THE TASK | Repeat each record below exactly, dropping the pictures.

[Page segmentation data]
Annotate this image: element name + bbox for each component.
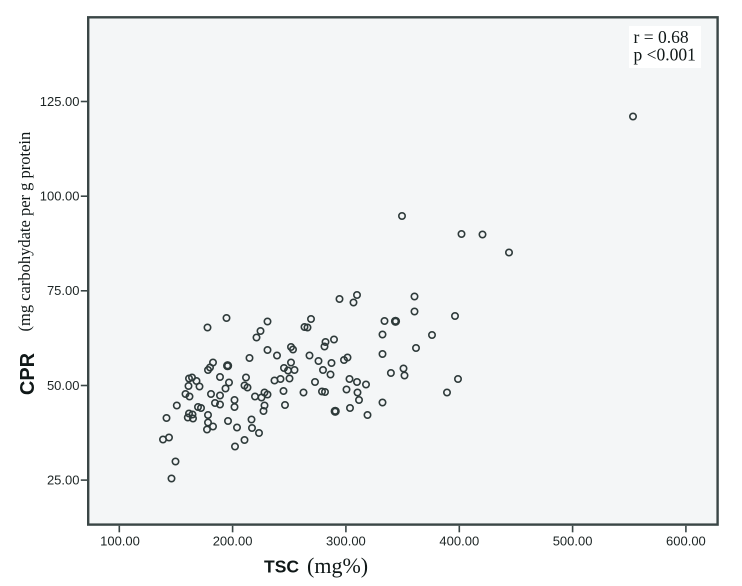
svg-text:100.00: 100.00 — [40, 189, 80, 204]
svg-text:200.00: 200.00 — [213, 534, 253, 549]
svg-text:(mg%): (mg%) — [307, 553, 368, 578]
svg-text:CPR: CPR — [17, 352, 39, 395]
svg-text:p <0.001: p <0.001 — [634, 45, 696, 65]
svg-text:500.00: 500.00 — [553, 534, 593, 549]
svg-text:75.00: 75.00 — [47, 283, 80, 298]
svg-text:400.00: 400.00 — [439, 534, 479, 549]
svg-text:125.00: 125.00 — [40, 94, 80, 109]
svg-text:300.00: 300.00 — [326, 534, 366, 549]
svg-text:100.00: 100.00 — [100, 534, 140, 549]
svg-text:r = 0.68: r = 0.68 — [634, 27, 689, 47]
svg-text:(mg carbohydate per g protein: (mg carbohydate per g protein — [15, 132, 34, 332]
svg-text:TSC: TSC — [264, 557, 299, 577]
svg-text:25.00: 25.00 — [47, 473, 80, 488]
svg-text:600.00: 600.00 — [666, 534, 706, 549]
svg-text:50.00: 50.00 — [47, 378, 80, 393]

EXERCISE RESULT |
Annotate this image: element name + bbox for each component.
svg-text:100.00: 100.00 — [40, 189, 80, 204]
svg-text:200.00: 200.00 — [213, 534, 253, 549]
svg-text:(mg%): (mg%) — [307, 553, 368, 578]
svg-text:CPR: CPR — [17, 352, 39, 395]
svg-text:p <0.001: p <0.001 — [634, 45, 696, 65]
svg-text:500.00: 500.00 — [553, 534, 593, 549]
svg-text:75.00: 75.00 — [47, 283, 80, 298]
svg-text:400.00: 400.00 — [439, 534, 479, 549]
svg-text:125.00: 125.00 — [40, 94, 80, 109]
svg-text:300.00: 300.00 — [326, 534, 366, 549]
svg-text:100.00: 100.00 — [100, 534, 140, 549]
svg-text:r = 0.68: r = 0.68 — [634, 27, 689, 47]
svg-text:(mg carbohydate per g protein: (mg carbohydate per g protein — [15, 132, 34, 332]
svg-text:TSC: TSC — [264, 557, 299, 577]
svg-text:25.00: 25.00 — [47, 473, 80, 488]
svg-text:600.00: 600.00 — [666, 534, 706, 549]
svg-text:50.00: 50.00 — [47, 378, 80, 393]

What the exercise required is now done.